▶ **EXERCISE DETAILS**: Below are entries to be transcribed exactly; exclude the pictures from the copy.

▶ **Chart and figure data**:
════════
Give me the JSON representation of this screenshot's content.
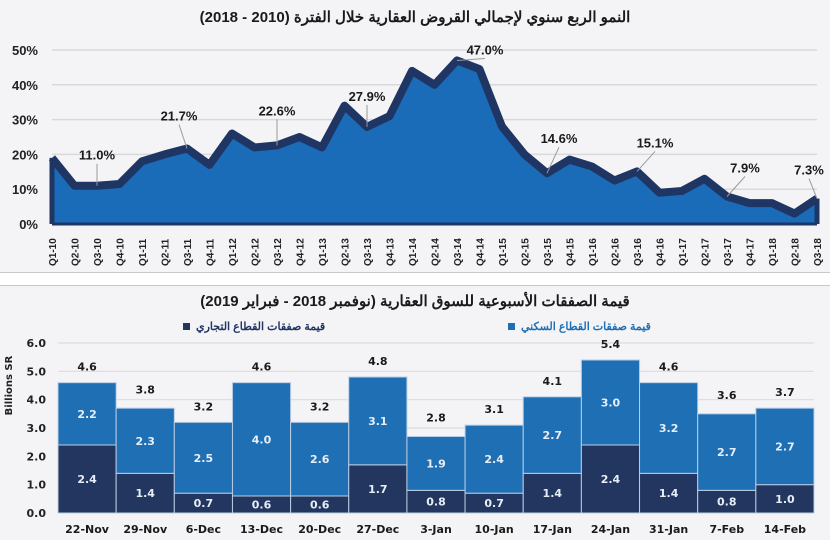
{
  "chart_data": [
    {
      "type": "area",
      "title": "النمو الربع سنوي لإجمالي القروض العقارية خلال الفترة (2010 - 2018)",
      "xlabel": "",
      "ylabel": "",
      "ylim": [
        0,
        50
      ],
      "yticks": [
        "0%",
        "10%",
        "20%",
        "30%",
        "40%",
        "50%"
      ],
      "ytick_values": [
        0,
        10,
        20,
        30,
        40,
        50
      ],
      "grid": true,
      "categories": [
        "Q1-10",
        "Q2-10",
        "Q3-10",
        "Q4-10",
        "Q1-11",
        "Q2-11",
        "Q3-11",
        "Q4-11",
        "Q1-12",
        "Q2-12",
        "Q3-12",
        "Q4-12",
        "Q1-13",
        "Q2-13",
        "Q3-13",
        "Q4-13",
        "Q1-14",
        "Q2-14",
        "Q3-14",
        "Q4-14",
        "Q1-15",
        "Q2-15",
        "Q3-15",
        "Q4-15",
        "Q1-16",
        "Q2-16",
        "Q3-16",
        "Q4-16",
        "Q1-17",
        "Q2-17",
        "Q3-17",
        "Q4-17",
        "Q1-18",
        "Q2-18",
        "Q3-18"
      ],
      "values": [
        19,
        11,
        11.0,
        11.5,
        18,
        20,
        21.7,
        17,
        26,
        22,
        22.6,
        25,
        22,
        34,
        27.9,
        31,
        44,
        40,
        47.0,
        44.5,
        28,
        20,
        14.6,
        18.5,
        16.5,
        12.5,
        15.1,
        9,
        9.5,
        13,
        7.9,
        6,
        6,
        3,
        7.3
      ],
      "annotations": [
        {
          "category": "Q3-10",
          "label": "11.0%"
        },
        {
          "category": "Q3-11",
          "label": "21.7%"
        },
        {
          "category": "Q3-12",
          "label": "22.6%"
        },
        {
          "category": "Q3-13",
          "label": "27.9%"
        },
        {
          "category": "Q3-14",
          "label": "47.0%"
        },
        {
          "category": "Q3-15",
          "label": "14.6%"
        },
        {
          "category": "Q3-16",
          "label": "15.1%"
        },
        {
          "category": "Q3-17",
          "label": "7.9%"
        },
        {
          "category": "Q3-18",
          "label": "7.3%"
        }
      ],
      "colors": {
        "fill": "#1a6cb8",
        "line": "#1f3564"
      }
    },
    {
      "type": "bar",
      "stacked": true,
      "title": "قيمة الصفقات الأسبوعية للسوق العقارية (نوفمبر 2018 - فبراير 2019)",
      "xlabel": "",
      "ylabel": "Billions SR",
      "ylim": [
        0,
        6
      ],
      "yticks": [
        "0.0",
        "1.0",
        "2.0",
        "3.0",
        "4.0",
        "5.0",
        "6.0"
      ],
      "ytick_values": [
        0,
        1,
        2,
        3,
        4,
        5,
        6
      ],
      "grid": true,
      "legend_position": "top",
      "categories": [
        "22-Nov",
        "29-Nov",
        "6-Dec",
        "13-Dec",
        "20-Dec",
        "27-Dec",
        "3-Jan",
        "10-Jan",
        "17-Jan",
        "24-Jan",
        "31-Jan",
        "7-Feb",
        "14-Feb"
      ],
      "series": [
        {
          "name": "قيمة صفقات القطاع التجاري",
          "color": "#22365f",
          "values": [
            2.4,
            1.4,
            0.7,
            0.6,
            0.6,
            1.7,
            0.8,
            0.7,
            1.4,
            2.4,
            1.4,
            0.8,
            1.0
          ]
        },
        {
          "name": "قيمة صفقات القطاع السكني",
          "color": "#1f6fb5",
          "values": [
            2.2,
            2.3,
            2.5,
            4.0,
            2.6,
            3.1,
            1.9,
            2.4,
            2.7,
            3.0,
            3.2,
            2.7,
            2.7
          ]
        }
      ],
      "totals": [
        4.6,
        3.8,
        3.2,
        4.6,
        3.2,
        4.8,
        2.8,
        3.1,
        4.1,
        5.4,
        4.6,
        3.6,
        3.7
      ]
    }
  ]
}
════════
▶ **ANSWER FOR THIS EXERCISE**:
Give me the JSON representation of this screenshot's content.
{
  "chart_data": [
    {
      "type": "area",
      "title": "النمو الربع سنوي لإجمالي القروض العقارية خلال الفترة (2010 - 2018)",
      "xlabel": "",
      "ylabel": "",
      "ylim": [
        0,
        50
      ],
      "yticks": [
        "0%",
        "10%",
        "20%",
        "30%",
        "40%",
        "50%"
      ],
      "ytick_values": [
        0,
        10,
        20,
        30,
        40,
        50
      ],
      "grid": true,
      "categories": [
        "Q1-10",
        "Q2-10",
        "Q3-10",
        "Q4-10",
        "Q1-11",
        "Q2-11",
        "Q3-11",
        "Q4-11",
        "Q1-12",
        "Q2-12",
        "Q3-12",
        "Q4-12",
        "Q1-13",
        "Q2-13",
        "Q3-13",
        "Q4-13",
        "Q1-14",
        "Q2-14",
        "Q3-14",
        "Q4-14",
        "Q1-15",
        "Q2-15",
        "Q3-15",
        "Q4-15",
        "Q1-16",
        "Q2-16",
        "Q3-16",
        "Q4-16",
        "Q1-17",
        "Q2-17",
        "Q3-17",
        "Q4-17",
        "Q1-18",
        "Q2-18",
        "Q3-18"
      ],
      "values": [
        19,
        11,
        11.0,
        11.5,
        18,
        20,
        21.7,
        17,
        26,
        22,
        22.6,
        25,
        22,
        34,
        27.9,
        31,
        44,
        40,
        47.0,
        44.5,
        28,
        20,
        14.6,
        18.5,
        16.5,
        12.5,
        15.1,
        9,
        9.5,
        13,
        7.9,
        6,
        6,
        3,
        7.3
      ],
      "annotations": [
        {
          "category": "Q3-10",
          "label": "11.0%"
        },
        {
          "category": "Q3-11",
          "label": "21.7%"
        },
        {
          "category": "Q3-12",
          "label": "22.6%"
        },
        {
          "category": "Q3-13",
          "label": "27.9%"
        },
        {
          "category": "Q3-14",
          "label": "47.0%"
        },
        {
          "category": "Q3-15",
          "label": "14.6%"
        },
        {
          "category": "Q3-16",
          "label": "15.1%"
        },
        {
          "category": "Q3-17",
          "label": "7.9%"
        },
        {
          "category": "Q3-18",
          "label": "7.3%"
        }
      ],
      "colors": {
        "fill": "#1a6cb8",
        "line": "#1f3564"
      }
    },
    {
      "type": "bar",
      "stacked": true,
      "title": "قيمة الصفقات الأسبوعية للسوق العقارية (نوفمبر 2018 - فبراير 2019)",
      "xlabel": "",
      "ylabel": "Billions SR",
      "ylim": [
        0,
        6
      ],
      "yticks": [
        "0.0",
        "1.0",
        "2.0",
        "3.0",
        "4.0",
        "5.0",
        "6.0"
      ],
      "ytick_values": [
        0,
        1,
        2,
        3,
        4,
        5,
        6
      ],
      "grid": true,
      "legend_position": "top",
      "categories": [
        "22-Nov",
        "29-Nov",
        "6-Dec",
        "13-Dec",
        "20-Dec",
        "27-Dec",
        "3-Jan",
        "10-Jan",
        "17-Jan",
        "24-Jan",
        "31-Jan",
        "7-Feb",
        "14-Feb"
      ],
      "series": [
        {
          "name": "قيمة صفقات القطاع التجاري",
          "color": "#22365f",
          "values": [
            2.4,
            1.4,
            0.7,
            0.6,
            0.6,
            1.7,
            0.8,
            0.7,
            1.4,
            2.4,
            1.4,
            0.8,
            1.0
          ]
        },
        {
          "name": "قيمة صفقات القطاع السكني",
          "color": "#1f6fb5",
          "values": [
            2.2,
            2.3,
            2.5,
            4.0,
            2.6,
            3.1,
            1.9,
            2.4,
            2.7,
            3.0,
            3.2,
            2.7,
            2.7
          ]
        }
      ],
      "totals": [
        4.6,
        3.8,
        3.2,
        4.6,
        3.2,
        4.8,
        2.8,
        3.1,
        4.1,
        5.4,
        4.6,
        3.6,
        3.7
      ]
    }
  ]
}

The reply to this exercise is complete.